Reproduce the listing below exactly. Pictures do not belong in the copy.

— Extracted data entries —

◆ ◆ ◆ ◆ ◆ ◆ ◆

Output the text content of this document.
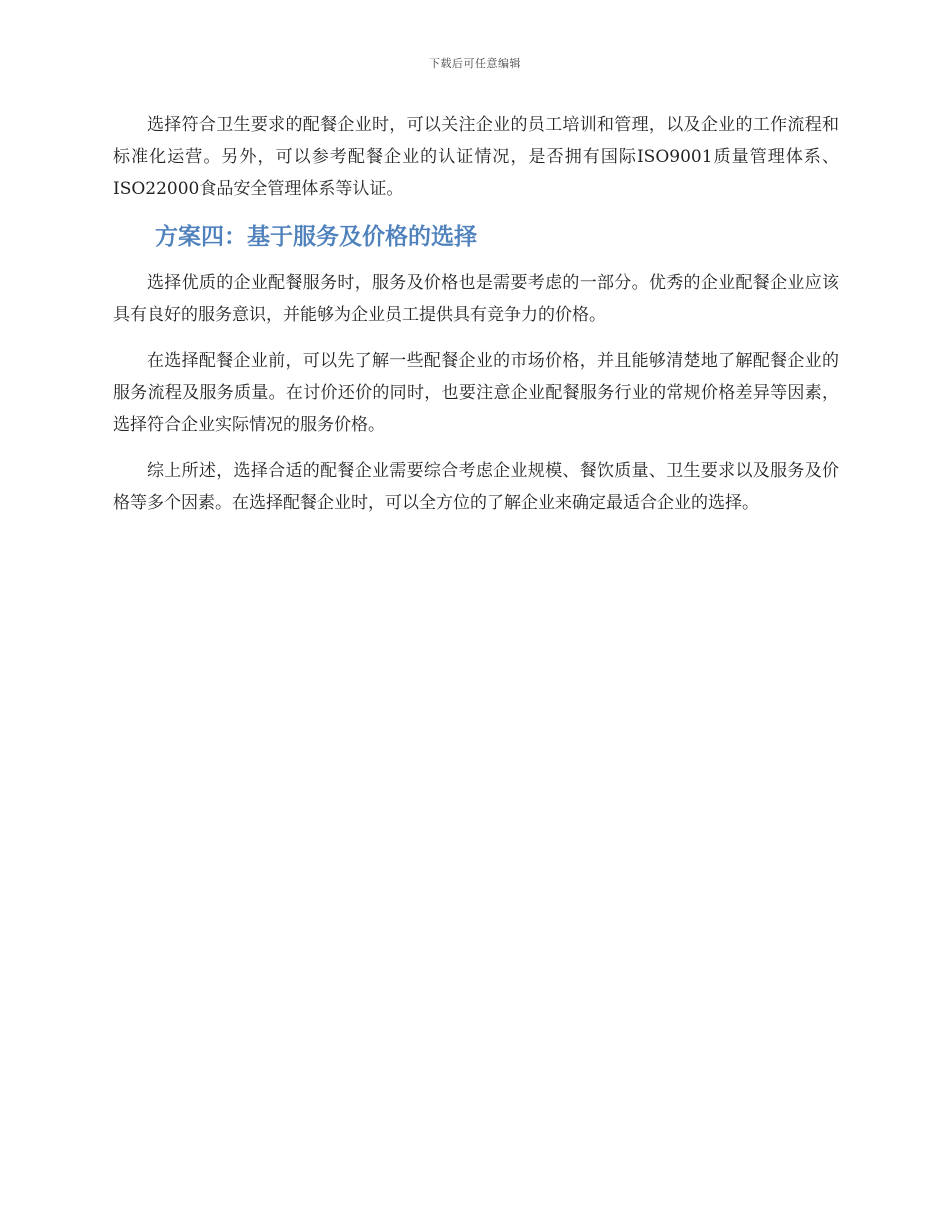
下载后可任意编辑

选择符合卫生要求的配餐企业时，可以关注企业的员工培训和管理，以及企业的工作流程和标准化运营。另外，可以参考配餐企业的认证情况，是否拥有国际ISO9001质量管理体系、ISO22000食品安全管理体系等认证。

方案四：基于服务及价格的选择

选择优质的企业配餐服务时，服务及价格也是需要考虑的一部分。优秀的企业配餐企业应该具有良好的服务意识，并能够为企业员工提供具有竞争力的价格。

在选择配餐企业前，可以先了解一些配餐企业的市场价格，并且能够清楚地了解配餐企业的服务流程及服务质量。在讨价还价的同时，也要注意企业配餐服务行业的常规价格差异等因素，选择符合企业实际情况的服务价格。

综上所述，选择合适的配餐企业需要综合考虑企业规模、餐饮质量、卫生要求以及服务及价格等多个因素。在选择配餐企业时，可以全方位的了解企业来确定最适合企业的选择。
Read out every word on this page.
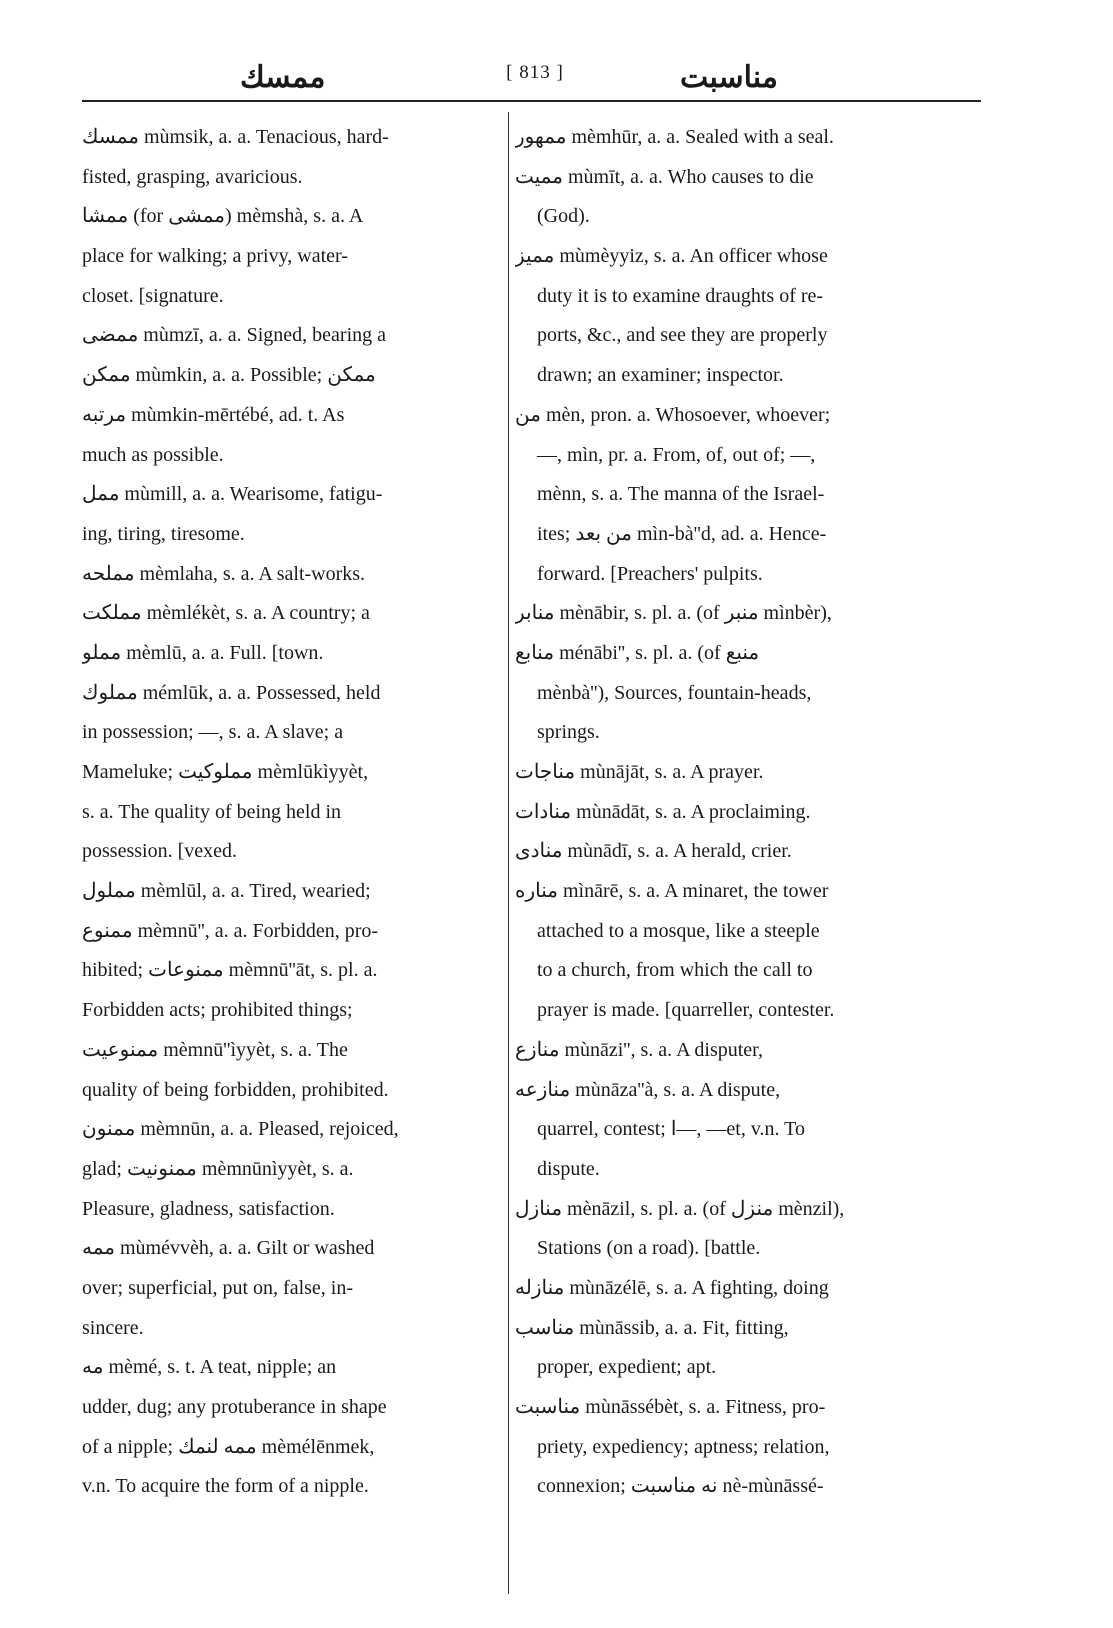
ممسك	[ 813 ]	مناسبت
ممسك mùmsik, a. a. Tenacious, hard-
fisted, grasping, avaricious.
ممشا (for ممشى) mèmshà, s. a. A
place for walking; a privy, water-
closet. [signature.
ممضى mùmzī, a. a. Signed, bearing a
ممكن mùmkin, a. a. Possible; ممكن
مرتبه mùmkin-mērtébé, ad. t. As
much as possible.
ممل mùmill, a. a. Wearisome, fatigu-
ing, tiring, tiresome.
مملحه mèmlaha, s. a. A salt-works.
مملكت mèmlékèt, s. a. A country; a
مملو mèmlū, a. a. Full. [town.
مملوك mémlūk, a. a. Possessed, held
in possession; —, s. a. A slave; a
Mameluke; مملوكيت mèmlūkìyyèt,
s. a. The quality of being held in
possession. [vexed.
مملول mèmlūl, a. a. Tired, wearied;
ممنوع mèmnū'', a. a. Forbidden, pro-
hibited; ممنوعات mèmnū''āt, s. pl. a.
Forbidden acts; prohibited things;
ممنوعيت mèmnū''ìyyèt, s. a. The
quality of being forbidden, prohibited.
ممنون mèmnūn, a. a. Pleased, rejoiced,
glad; ممنونيت mèmnūnìyyèt, s. a.
Pleasure, gladness, satisfaction.
ممه mùmévvèh, a. a. Gilt or washed
over; superficial, put on, false, in-
sincere.
مه mèmé, s. t. A teat, nipple; an
udder, dug; any protuberance in shape
of a nipple; ممه لنمك mèmélēnmek,
v.n. To acquire the form of a nipple.
ممهور mèmhūr, a. a. Sealed with a seal.
مميت mùmīt, a. a. Who causes to die
(God).
مميز mùmèyyiz, s. a. An officer whose
duty it is to examine draughts of re-
ports, &c., and see they are properly
drawn; an examiner; inspector.
من mèn, pron. a. Whosoever, whoever;
—, mìn, pr. a. From, of, out of; —,
mènn, s. a. The manna of the Israel-
ites; من بعد mìn-bà''d, ad. a. Hence-
forward. [Preachers' pulpits.
منابر mènābir, s. pl. a. (of منبر mìnbèr),
منابع ménābi'', s. pl. a. (of منبع
mènbà''), Sources, fountain-heads,
springs.
مناجات mùnājāt, s. a. A prayer.
منادات mùnādāt, s. a. A proclaiming.
منادى mùnādī, s. a. A herald, crier.
مناره mìnārē, s. a. A minaret, the tower
attached to a mosque, like a steeple
to a church, from which the call to
prayer is made. [quarreller, contester.
منازع mùnāzi'', s. a. A disputer,
منازعه mùnāza''à, s. a. A dispute,
quarrel, contest; ا—, —et, v.n. To
dispute.
منازل mènāzil, s. pl. a. (of منزل mènzil),
Stations (on a road). [battle.
منازله mùnāzélē, s. a. A fighting, doing
مناسب mùnāssib, a. a. Fit, fitting,
proper, expedient; apt.
مناسبت mùnāssébèt, s. a. Fitness, pro-
priety, expediency; aptness; relation,
connexion; نه مناسبت nè-mùnāssé-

◆ ◆ ◆ ◆ ◆ ◆ ◆

— RESULT FOR THIS EXERCISE —
Output the text content of this document.
下载后可任意编辑

选择符合卫生要求的配餐企业时，可以关注企业的员工培训和管理，以及企业的工作流程和标准化运营。另外，可以参考配餐企业的认证情况，是否拥有国际ISO9001质量管理体系、ISO22000食品安全管理体系等认证。

方案四：基于服务及价格的选择

选择优质的企业配餐服务时，服务及价格也是需要考虑的一部分。优秀的企业配餐企业应该具有良好的服务意识，并能够为企业员工提供具有竞争力的价格。

在选择配餐企业前，可以先了解一些配餐企业的市场价格，并且能够清楚地了解配餐企业的服务流程及服务质量。在讨价还价的同时，也要注意企业配餐服务行业的常规价格差异等因素，选择符合企业实际情况的服务价格。

综上所述，选择合适的配餐企业需要综合考虑企业规模、餐饮质量、卫生要求以及服务及价格等多个因素。在选择配餐企业时，可以全方位的了解企业来确定最适合企业的选择。
Read out every word on this page.
ممسك	[ 813 ]	مناسبت
ممسك mùmsik, a. a. Tenacious, hard-
fisted, grasping, avaricious.
ممشا (for ممشى) mèmshà, s. a. A
place for walking; a privy, water-
closet. [signature.
ممضى mùmzī, a. a. Signed, bearing a
ممكن mùmkin, a. a. Possible; ممكن
مرتبه mùmkin-mērtébé, ad. t. As
much as possible.
ممل mùmill, a. a. Wearisome, fatigu-
ing, tiring, tiresome.
مملحه mèmlaha, s. a. A salt-works.
مملكت mèmlékèt, s. a. A country; a
مملو mèmlū, a. a. Full. [town.
مملوك mémlūk, a. a. Possessed, held
in possession; —, s. a. A slave; a
Mameluke; مملوكيت mèmlūkìyyèt,
s. a. The quality of being held in
possession. [vexed.
مملول mèmlūl, a. a. Tired, wearied;
ممنوع mèmnū'', a. a. Forbidden, pro-
hibited; ممنوعات mèmnū''āt, s. pl. a.
Forbidden acts; prohibited things;
ممنوعيت mèmnū''ìyyèt, s. a. The
quality of being forbidden, prohibited.
ممنون mèmnūn, a. a. Pleased, rejoiced,
glad; ممنونيت mèmnūnìyyèt, s. a.
Pleasure, gladness, satisfaction.
ممه mùmévvèh, a. a. Gilt or washed
over; superficial, put on, false, in-
sincere.
مه mèmé, s. t. A teat, nipple; an
udder, dug; any protuberance in shape
of a nipple; ممه لنمك mèmélēnmek,
v.n. To acquire the form of a nipple.
ممهور mèmhūr, a. a. Sealed with a seal.
مميت mùmīt, a. a. Who causes to die
(God).
مميز mùmèyyiz, s. a. An officer whose
duty it is to examine draughts of re-
ports, &c., and see they are properly
drawn; an examiner; inspector.
من mèn, pron. a. Whosoever, whoever;
—, mìn, pr. a. From, of, out of; —,
mènn, s. a. The manna of the Israel-
ites; من بعد mìn-bà''d, ad. a. Hence-
forward. [Preachers' pulpits.
منابر mènābir, s. pl. a. (of منبر mìnbèr),
منابع ménābi'', s. pl. a. (of منبع
mènbà''), Sources, fountain-heads,
springs.
مناجات mùnājāt, s. a. A prayer.
منادات mùnādāt, s. a. A proclaiming.
منادى mùnādī, s. a. A herald, crier.
مناره mìnārē, s. a. A minaret, the tower
attached to a mosque, like a steeple
to a church, from which the call to
prayer is made. [quarreller, contester.
منازع mùnāzi'', s. a. A disputer,
منازعه mùnāza''à, s. a. A dispute,
quarrel, contest; ا—, —et, v.n. To
dispute.
منازل mènāzil, s. pl. a. (of منزل mènzil),
Stations (on a road). [battle.
منازله mùnāzélē, s. a. A fighting, doing
مناسب mùnāssib, a. a. Fit, fitting,
proper, expedient; apt.
مناسبت mùnāssébèt, s. a. Fitness, pro-
priety, expediency; aptness; relation,
connexion; نه مناسبت nè-mùnāssé-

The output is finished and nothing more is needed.